**What you are asked to do:** Go through the material and pull out every line with the string "Bedliner" in it.

**Input rows:**

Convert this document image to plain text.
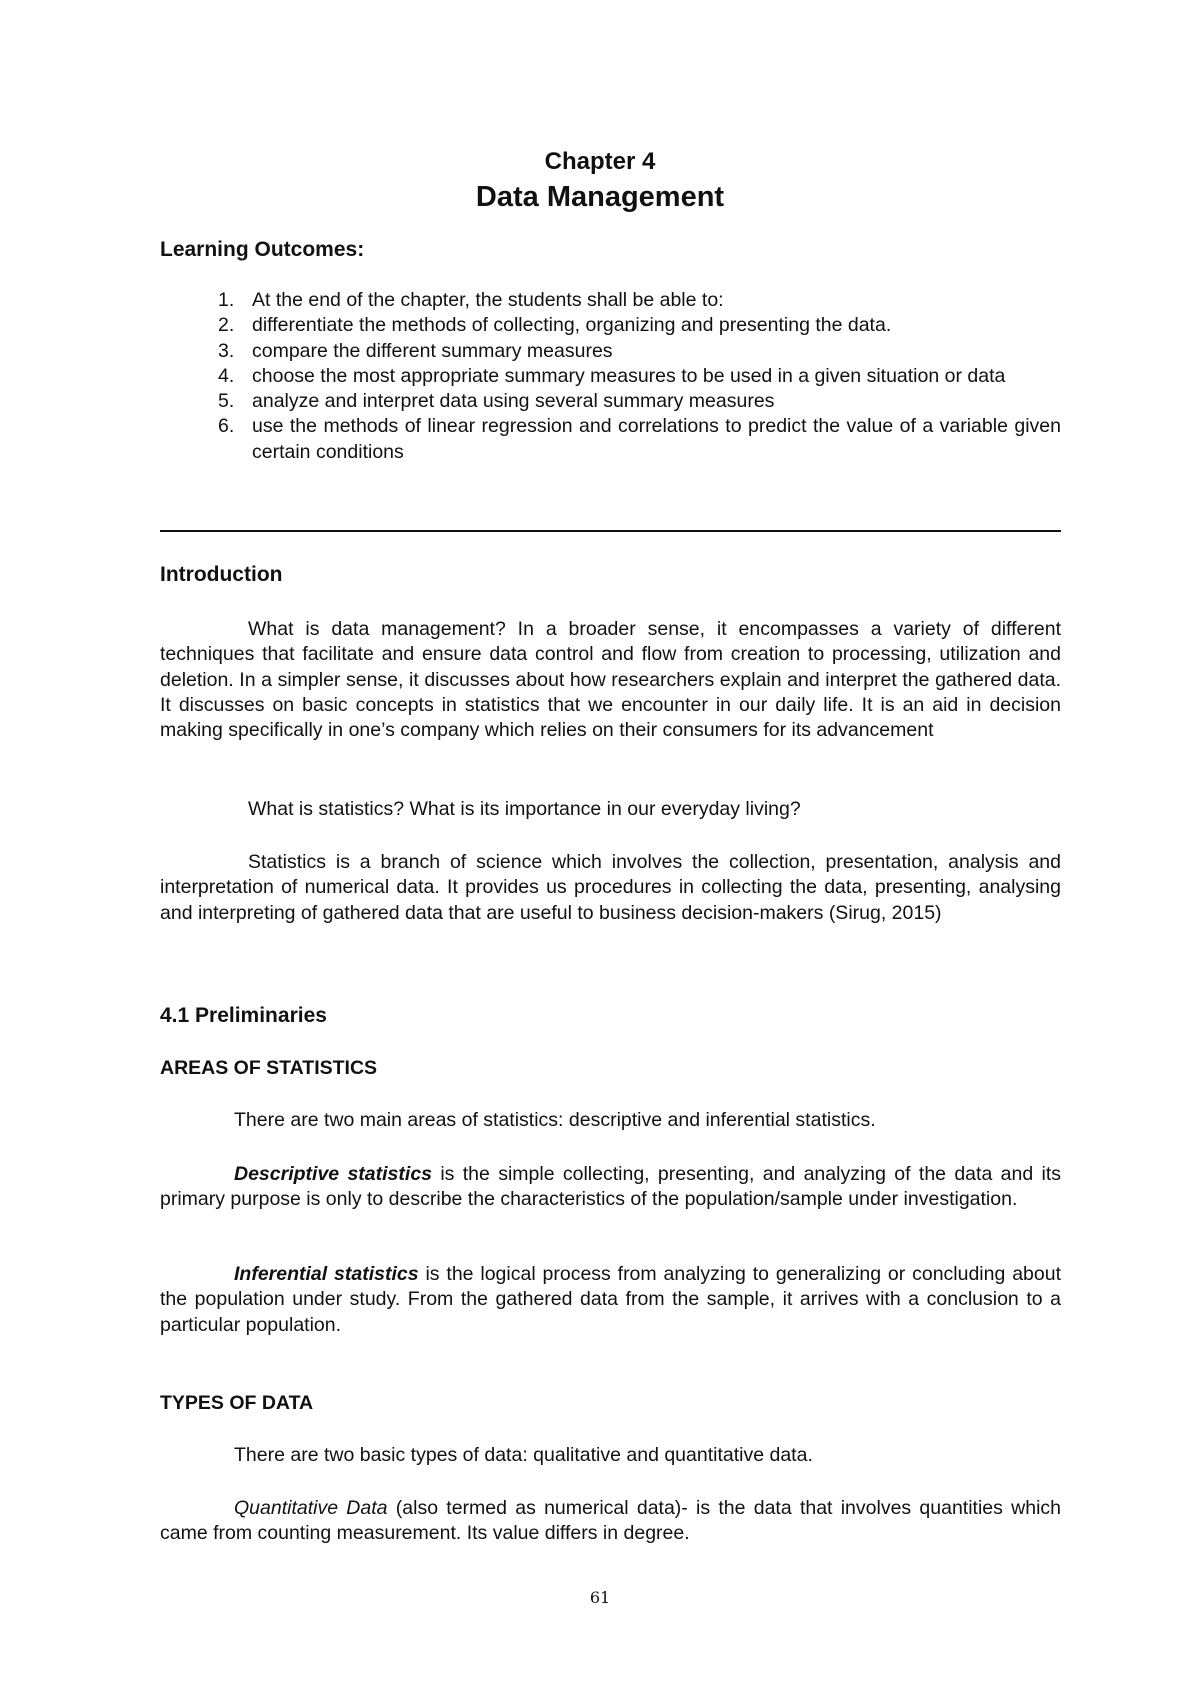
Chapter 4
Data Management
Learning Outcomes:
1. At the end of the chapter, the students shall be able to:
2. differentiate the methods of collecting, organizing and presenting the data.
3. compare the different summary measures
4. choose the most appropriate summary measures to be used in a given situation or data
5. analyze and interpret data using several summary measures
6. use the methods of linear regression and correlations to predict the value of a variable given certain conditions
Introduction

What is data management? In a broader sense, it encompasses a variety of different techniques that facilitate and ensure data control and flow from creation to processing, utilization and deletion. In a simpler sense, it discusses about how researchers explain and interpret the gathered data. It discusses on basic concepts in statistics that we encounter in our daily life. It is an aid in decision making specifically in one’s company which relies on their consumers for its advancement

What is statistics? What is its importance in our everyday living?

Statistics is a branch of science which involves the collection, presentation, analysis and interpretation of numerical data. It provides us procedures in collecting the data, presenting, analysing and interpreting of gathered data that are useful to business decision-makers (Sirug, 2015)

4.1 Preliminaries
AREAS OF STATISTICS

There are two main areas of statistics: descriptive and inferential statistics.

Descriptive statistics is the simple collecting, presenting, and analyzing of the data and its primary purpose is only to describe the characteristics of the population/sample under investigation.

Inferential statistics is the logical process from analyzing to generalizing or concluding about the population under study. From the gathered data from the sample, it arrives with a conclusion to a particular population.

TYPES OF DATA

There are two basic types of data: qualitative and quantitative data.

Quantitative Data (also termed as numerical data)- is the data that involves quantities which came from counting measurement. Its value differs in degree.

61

* * *

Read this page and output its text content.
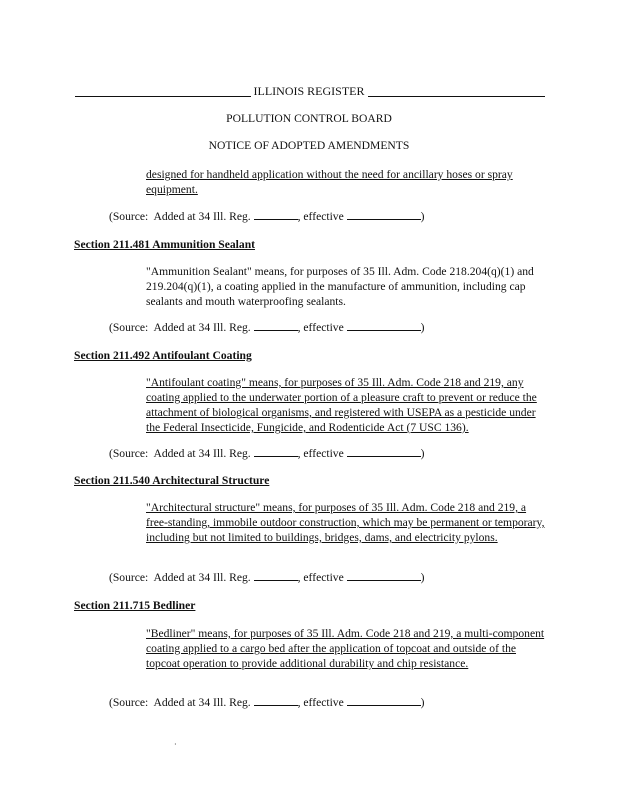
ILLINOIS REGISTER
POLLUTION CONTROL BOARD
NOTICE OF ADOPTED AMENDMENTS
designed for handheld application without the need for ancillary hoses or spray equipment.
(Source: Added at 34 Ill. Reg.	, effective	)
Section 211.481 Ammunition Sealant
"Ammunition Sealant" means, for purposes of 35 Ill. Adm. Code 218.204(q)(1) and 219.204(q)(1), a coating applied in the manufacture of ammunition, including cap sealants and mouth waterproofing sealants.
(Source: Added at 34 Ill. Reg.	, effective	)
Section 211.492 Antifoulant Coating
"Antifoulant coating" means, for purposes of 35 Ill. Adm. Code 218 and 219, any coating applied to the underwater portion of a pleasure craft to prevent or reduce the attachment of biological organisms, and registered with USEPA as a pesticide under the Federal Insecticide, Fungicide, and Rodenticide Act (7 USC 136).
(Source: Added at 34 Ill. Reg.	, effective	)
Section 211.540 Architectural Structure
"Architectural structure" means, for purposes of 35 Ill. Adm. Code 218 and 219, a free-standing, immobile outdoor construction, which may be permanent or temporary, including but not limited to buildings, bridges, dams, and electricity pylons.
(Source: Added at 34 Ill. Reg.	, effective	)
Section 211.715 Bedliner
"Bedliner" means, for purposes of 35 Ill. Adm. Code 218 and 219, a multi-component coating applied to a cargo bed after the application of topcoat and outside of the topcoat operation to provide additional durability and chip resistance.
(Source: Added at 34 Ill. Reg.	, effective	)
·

**Solution to the problem:**
Section 211.715 Bedliner
"Bedliner" means, for purposes of 35 Ill. Adm. Code 218 and 219, a multi-component coating applied to a cargo bed after the application of topcoat and outside of the topcoat operation to provide additional durability and chip resistance.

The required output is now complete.